- Exercise set:
1) Answer these questions from the WIMS implementation plan, one line each, labeled (a), (b), (c):
(a) What does the plan list as the technology stack behind the API host?
(b) How many brands does it report?
(c) Which endpoint does it give for unique applicant names?
2) From the WIMS implementation plan, return the passage that begins at the words "WIMS Entities Mapper" and ends after the words "(Hydra / JSON-LD)".
3) Write the next part of the WIMS implementation plan, starting after its final line.

- Extract provided:
┄┄┄┄┄┄┄┄┄┄┄┄┄┄┄┄┄┄┄┄

WIMS Entities Mapper — Implementation Plan

API Findings

Base URL & Auth

Host: https://wims-api.winglegroup.com — PHP 7.4 / Symfony / API Platform (Hydra / JSON-LD)

Key Entity Counts

Companies

13,739

/api/companies

Brands

17,332

/api/brands

Products

78,719

/api/products

Patents

2,807,127

/api/patents

Trademarks (TM items)

4,545,489

/api/trademark_items

Trademark Holders

4,552,327

/api/trademark_holders

Patent Applicants (raw)

6,532,620

/api/patent_applicants

Unique Applicant Names

1,479,130

/api/patents/applicants

Existing Relationships (partial coverage)

┄┄┄┄┄┄┄┄┄┄┄┄┄┄┄┄┄┄┄┄

- Information supplied:

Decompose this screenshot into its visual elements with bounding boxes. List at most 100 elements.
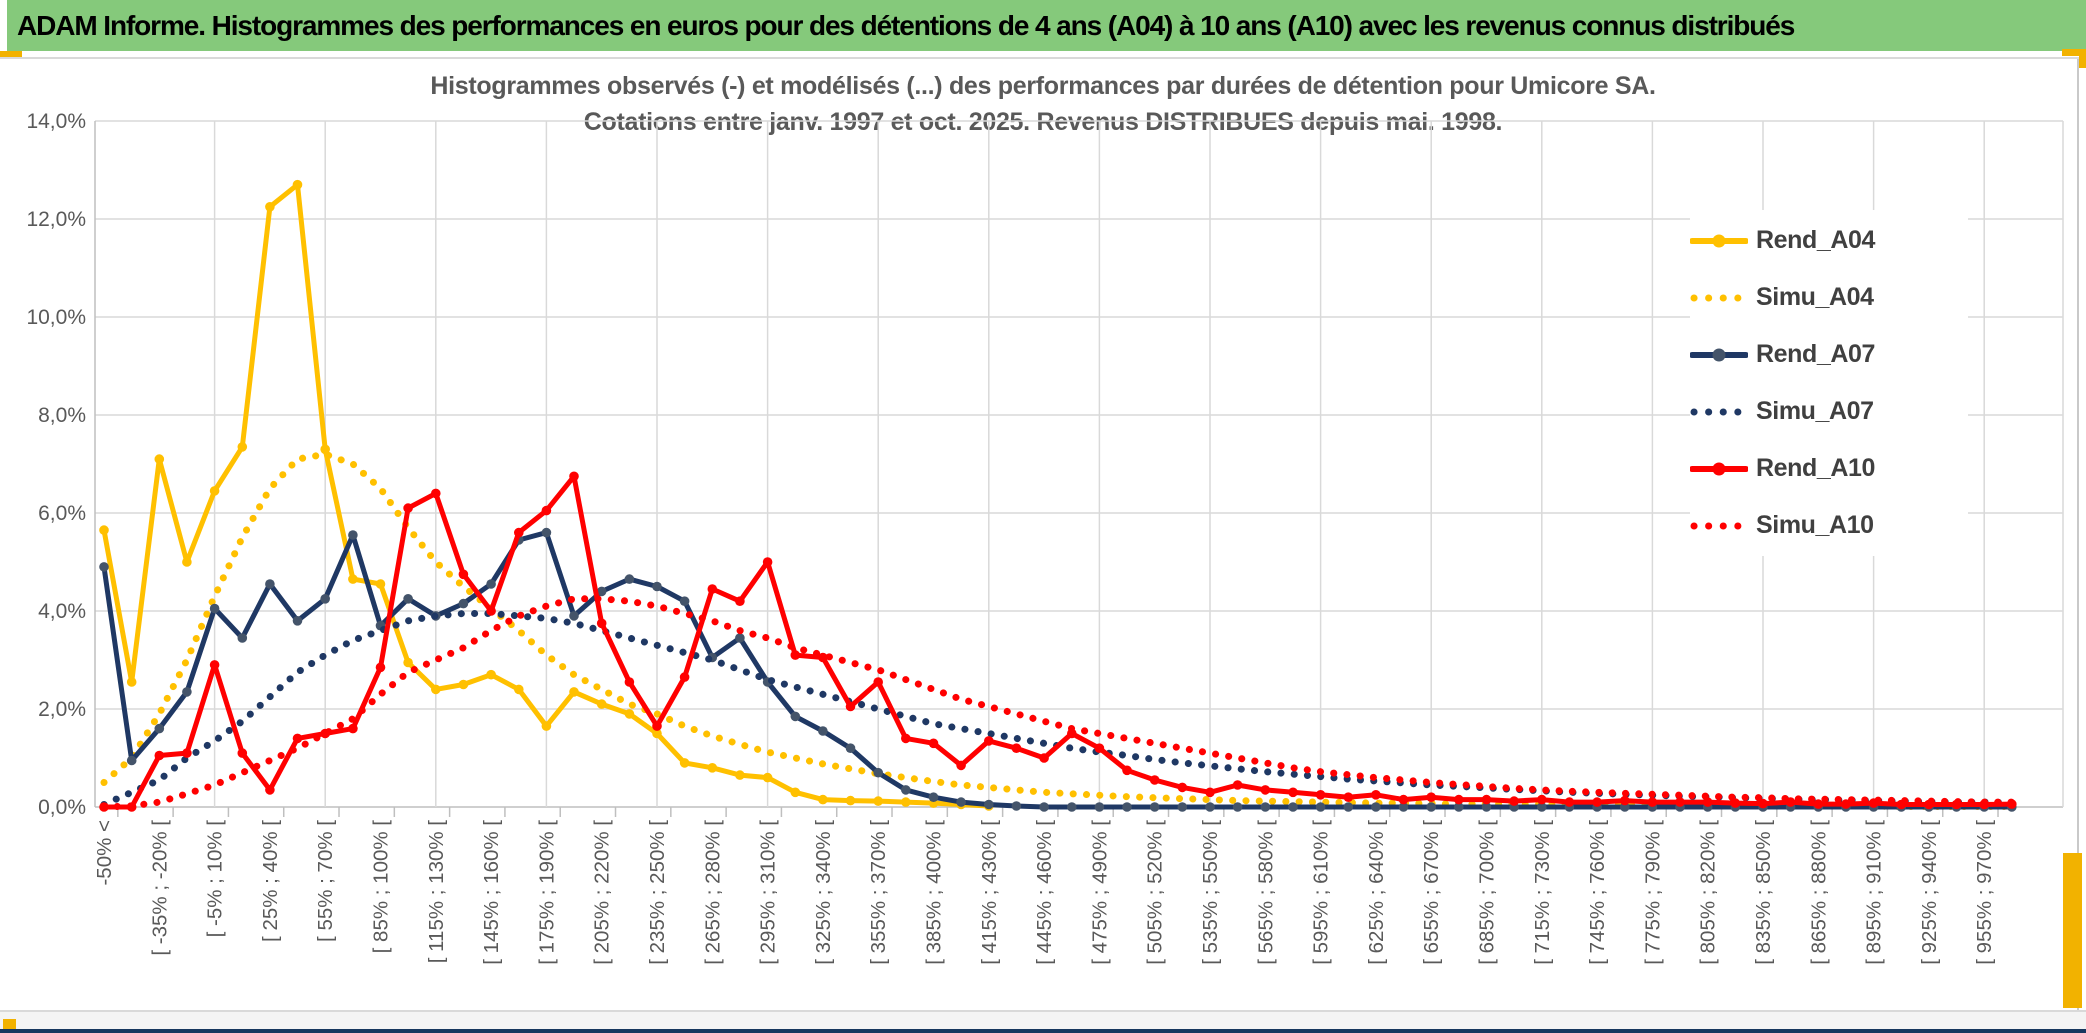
legend-item-Rend_A10[interactable]: Rend_A10 bbox=[1690, 440, 1968, 497]
series-Rend_A04-marker bbox=[652, 728, 662, 739]
series-Rend_A10-marker bbox=[375, 662, 386, 673]
x-tick-label: [ 595% ; 610% [ bbox=[1310, 820, 1333, 965]
x-tick-label: [ 55% ; 70% [ bbox=[314, 820, 337, 942]
series-Rend_A04-marker bbox=[707, 763, 718, 773]
x-tick-label: [ 565% ; 580% [ bbox=[1254, 820, 1277, 965]
x-tick-label: [ 505% ; 520% [ bbox=[1144, 820, 1167, 965]
series-Rend_A04-marker bbox=[375, 579, 386, 589]
series-Rend_A07-marker bbox=[541, 527, 552, 538]
x-tick-label: [ 175% ; 190% [ bbox=[535, 820, 558, 965]
series-Rend_A10-marker bbox=[154, 750, 165, 761]
legend-item-Simu_A04[interactable]: Simu_A04 bbox=[1690, 269, 1968, 326]
series-Rend_A10-marker bbox=[1758, 798, 1768, 809]
legend-item-Simu_A07[interactable]: Simu_A07 bbox=[1690, 383, 1968, 440]
x-tick-label: [ 265% ; 280% [ bbox=[701, 820, 724, 965]
series-Rend_A10-marker bbox=[1564, 797, 1575, 807]
series-Rend_A04-marker bbox=[209, 486, 220, 496]
series-Rend_A07-marker bbox=[126, 755, 137, 766]
series-Rend_A10-marker bbox=[431, 488, 441, 499]
legend-label: Rend_A04 bbox=[1756, 226, 1876, 254]
series-Rend_A07-marker bbox=[1371, 802, 1381, 812]
series-Rend_A07-marker bbox=[735, 633, 745, 643]
series-Rend_A10-marker bbox=[348, 723, 358, 734]
header-divider bbox=[0, 57, 2086, 59]
series-Rend_A04-marker bbox=[237, 442, 248, 452]
series-Rend_A10-marker bbox=[569, 471, 579, 482]
series-Rend_A10-marker bbox=[1813, 799, 1824, 809]
series-Rend_A10-marker bbox=[1426, 792, 1436, 802]
x-tick-label: [ 535% ; 550% [ bbox=[1199, 820, 1222, 965]
series-Rend_A10-marker bbox=[901, 733, 911, 744]
series-Rend_A10-marker bbox=[845, 701, 856, 712]
series-Rend_A07-marker bbox=[1343, 802, 1354, 812]
series-Rend_A07-marker bbox=[873, 767, 883, 778]
legend-item-Simu_A10[interactable]: Simu_A10 bbox=[1690, 497, 1968, 554]
series-Rend_A07-marker bbox=[901, 785, 911, 795]
series-Rend_A07-marker bbox=[182, 687, 192, 697]
chart-legend: Rend_A04 Simu_A04 Rend_A07 Simu_A07 Rend_A10… bbox=[1690, 210, 1968, 556]
x-tick-label: [ 835% ; 850% [ bbox=[1752, 820, 1775, 965]
series-Rend_A10-marker bbox=[818, 652, 828, 663]
x-tick-label: [ 355% ; 370% [ bbox=[867, 820, 890, 965]
series-Rend_A10-marker bbox=[486, 606, 496, 616]
series-Rend_A07-marker bbox=[790, 711, 801, 722]
sheet-title-bar: ADAM Informe. Histogrammes des performan… bbox=[7, 0, 2086, 51]
series-Rend_A04-marker bbox=[790, 787, 801, 798]
series-Simu_A04-line bbox=[100, 450, 2016, 810]
legend-solid-sample bbox=[1690, 462, 1748, 475]
series-Rend_A04-marker bbox=[182, 557, 192, 567]
x-tick-label: [ -35% ; -20% [ bbox=[148, 820, 171, 956]
x-tick-label: [ -5% ; 10% [ bbox=[204, 820, 227, 938]
legend-label: Rend_A07 bbox=[1756, 340, 1876, 368]
series-Rend_A04-marker bbox=[873, 796, 883, 806]
series-Rend_A07-marker bbox=[1537, 802, 1547, 812]
series-Rend_A07-marker bbox=[154, 723, 165, 734]
y-tick-label: 8,0% bbox=[38, 404, 86, 427]
x-tick-label: [ 475% ; 490% [ bbox=[1088, 820, 1111, 965]
series-Rend_A04-marker bbox=[541, 721, 552, 731]
series-Rend_A04-marker bbox=[126, 677, 137, 687]
legend-solid-sample bbox=[1690, 348, 1748, 361]
series-Rend_A07-marker bbox=[624, 574, 635, 584]
series-Rend_A07-marker bbox=[956, 797, 966, 807]
x-tick-label: [ 145% ; 160% [ bbox=[480, 820, 503, 965]
series-Rend_A04-marker bbox=[486, 669, 496, 680]
y-tick-label: 12,0% bbox=[26, 208, 86, 231]
series-Rend_A10-marker bbox=[984, 736, 994, 746]
series-Rend_A10-marker bbox=[1011, 743, 1022, 753]
series-Rend_A10-marker bbox=[928, 738, 939, 749]
series-Rend_A07-marker bbox=[265, 579, 275, 589]
series-Rend_A10-marker bbox=[1149, 775, 1160, 785]
x-tick-label: [ 295% ; 310% [ bbox=[757, 820, 780, 965]
series-Rend_A07-marker bbox=[652, 581, 662, 592]
x-tick-label: [ 85% ; 100% [ bbox=[370, 820, 393, 954]
series-Rend_A10-marker bbox=[652, 721, 662, 731]
series-Rend_A10-marker bbox=[403, 503, 413, 513]
series-Rend_A07-marker bbox=[486, 579, 496, 589]
series-Rend_A07-marker bbox=[1426, 802, 1436, 812]
series-Rend_A10-marker bbox=[265, 785, 275, 795]
x-tick-label: [ 775% ; 790% [ bbox=[1641, 820, 1664, 965]
series-Rend_A04-marker bbox=[99, 525, 109, 535]
legend-dotted-sample bbox=[1690, 294, 1748, 301]
series-Rend_A10-marker bbox=[1702, 797, 1713, 807]
series-Rend_A07-marker bbox=[1454, 802, 1464, 812]
right-selection-handle bbox=[2063, 853, 2082, 1008]
series-Rend_A07-line bbox=[101, 530, 2012, 810]
series-Rend_A04-marker bbox=[458, 679, 469, 690]
series-Rend_A10-marker bbox=[1205, 787, 1215, 798]
series-Rend_A10-marker bbox=[1177, 782, 1188, 793]
series-Rend_A10-marker bbox=[237, 748, 248, 758]
series-Rend_A10-marker bbox=[1537, 794, 1547, 805]
series-Rend_A10-marker bbox=[1371, 790, 1381, 800]
series-Rend_A10-marker bbox=[1094, 743, 1105, 753]
series-Rend_A07-marker bbox=[1398, 802, 1409, 812]
series-Rend_A04-marker bbox=[845, 795, 856, 806]
y-tick-label: 6,0% bbox=[38, 502, 86, 525]
legend-item-Rend_A07[interactable]: Rend_A07 bbox=[1690, 326, 1968, 383]
legend-item-Rend_A04[interactable]: Rend_A04 bbox=[1690, 212, 1968, 269]
series-Rend_A10-marker bbox=[790, 650, 801, 660]
series-Rend_A04-marker bbox=[596, 699, 607, 709]
x-tick-label: [ 625% ; 640% [ bbox=[1365, 820, 1388, 965]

┄┄┄┄┄┄┄┄┄┄┄┄┄┄┄┄┄┄┄┄

- Responses:
1)
(a) PHP 7.4 / Symfony / API Platform (Hydra / JSON-LD)
(b) 17,332
(c) /api/patents/applicants

2)
WIMS Entities Mapper — Implementation Plan

API Findings

Base URL & Auth

Host: https://wims-api.winglegroup.com — PHP 7.4 / Symfony / API Platform (Hydra / JSON-LD)

3)
The API already exposes relationship fields, but they are mostly empty — e.g. patent.companiesAmount = 0 for the vast majority of records:

✅
Company.patents / Company.trademarks — patents & trademarks linked to a company
Sparsely populated
✅
Product.manufacturers / Product.brands / Product.patents — company, brand & patent links on products
Partially populated
✅
Brand.ownerCompanies — companies owning the brand
⚠️
TrademarkItem.holders → TrademarkHolder.name — free-text only, no FK to Companies
⚠️
PatentApplicant.applicant → Applicant.name — free-text only, no FK to Companies

🔑

Core problem: TrademarkHolder.name = "Philip Morris Products S.A." and PatentApplicant.name = "Philip Morris Products Sa" both carry no foreign key to the Companies table. This pipeline's entire purpose is to bridge that gap with confidence-scored matches.

Architecture

Matching Pipeline

Step 1 Data Collection

Companies (13K) + DBAs + reg numbers + URLs
TM Holders (4.5M unique names)
Patent Applicants (1.5M unique names)
Products (79K) + brands + manufacturers
Brands (17K) + ownerCompanies

↓

Step 2 Entity Normalization

Strip legal suffixes (Inc, LLC, S.A., Ltd, GmbH…)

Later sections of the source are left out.